# PASSAGE PROVIDED:
──────────────────────────────

“You Can’t Fully Attribute Organic - But You Can Model the Halo”: ASO × UA Strategy With Burny Games

“You Can’t Fully Attribute Organic - But You Can Model the Halo”: ASO × UA Strategy With Burny Games image
By Mariam Ahmad 3 March 2026

Everyone wants to grow their organic marketing. In this piece, Alisa Eren, Organic Growth Lead at Burny Games, breaks down how paid user acquisition fuels measurable organic uplift - and how disciplined ASO experimentation protects blended CAC. She shares how her team quantifies halo effects, operationalises high-frequency store testing, and aligns creative learnings from UA with conversion strategy to turn short-term spend into long-term organic growth.

 

How do you delineate and measure organic uplift driven by paid UA — specifically, how do you quantify halo effects across app store search and branded queries?

While 100% attribution for organic uplift is practically impossible due to the attribution overlap, we utilize a baseline correlation model. When we run aggressive paid UA or secure a featuring slot, we measure the delta between our established organic baseline and the resulting “spikes.” By normalizing for seasonality and product changes, we calculate an estimated Organic Multiplier. We acknowledge a margin of error, especially during high-spend periods, so we look at long-term data windows to validate the halo effect on branded search volume and category rankings.

──────────────────────────────

# MATERIAL PROVIDED:
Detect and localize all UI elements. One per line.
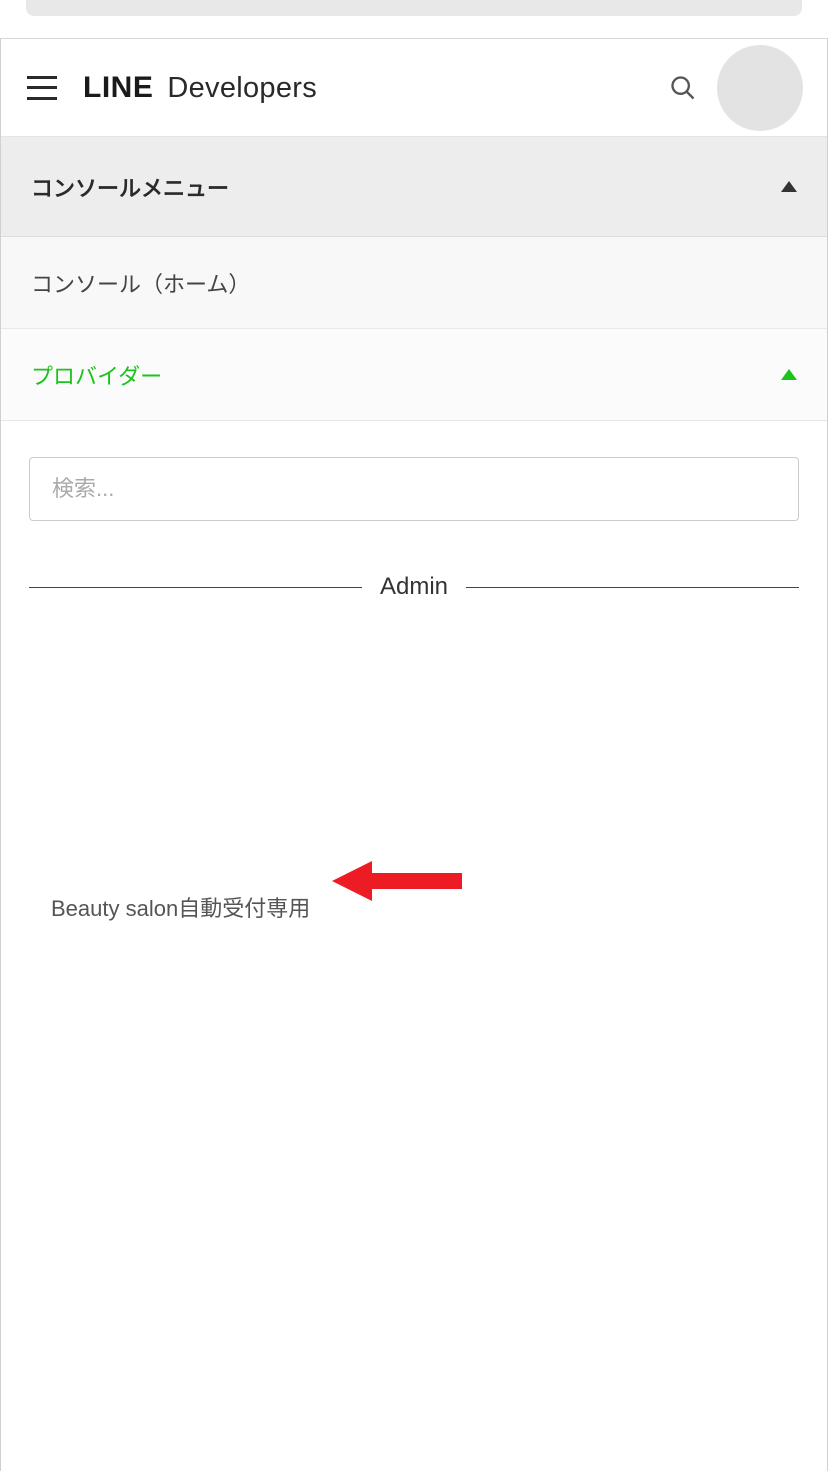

──────────────────────────────

# WORK TO COMPLETE:
[A] Translate this sentence from the interview on organic growth at Burny Games into Spanish: "By normalizing for seasonality and product changes, we calculate an estimated Organic Multiplier."
[B] Write the next part of the interview on organic growth at Burny Games, beginning right after its final sentence.
The material placed after the interview on organic growth at Burny Games is separate from it.

# THE RESPONSES:
[A] Al normalizar según la estacionalidad y los cambios en el producto, calculamos un Multiplicador Orgánico estimado.

[B]
What is your current ASO experimentation framework, and how tightly is it integrated with paid creative learnings from Meta or TikTok?

Our framework relies heavily on close collaboration with the UA team. We don't run isolated tests on social platforms, but we regularly leverage their “best performers” to inform our ASO roadmap. We utilize Custom Product Pages (CPPs) to maintain visual consistency between specific ad creatives and the store landing page. If a UA creative highlighting a unique feature outperforms others, we immediately move it into a store A/B test. We also experiment with aligning our subtitles and long descriptions with the core messaging found in top-performing paid assets.

How are you leveraging first-party behavioural cohorts (retention, monetization depth, session frequency) to refine both organic conversion rates and paid targeting models?

Currently, our organic audience quality is inherently high due to effective store indexing and intent-based search queries, so retention and session frequency usually meet our benchmarks. Rather than using these cohorts to refine targeting (which we leave to the UA side), we focus on Conversion Rate Optimization (CRO). We use behavioral data to identify where the “message-to-product” fit can be improved in our store listings and promotional in-app event cards. We only deep-dive into behavioral cohorts if we detect a negative trend that suggests a mismatch between our store assets and the actual gameplay experience.

What role does SEO and content acquisition play in your growth mix, and how do you attribute downstream installs or sign-ups to top-of-funnel organic content?

SEO and content acquisition are currently in an experimental phase. We are exploring web-to-app flows through blog content and UGC initiatives. However, these are not our primary growth drivers at this stage. Given the high resource investment and the non-linear path to ROI in these channels, we maintain them as supplementary “top-of-funnel” experiments while focusing our main efforts on high-impact ASO and UA synergies.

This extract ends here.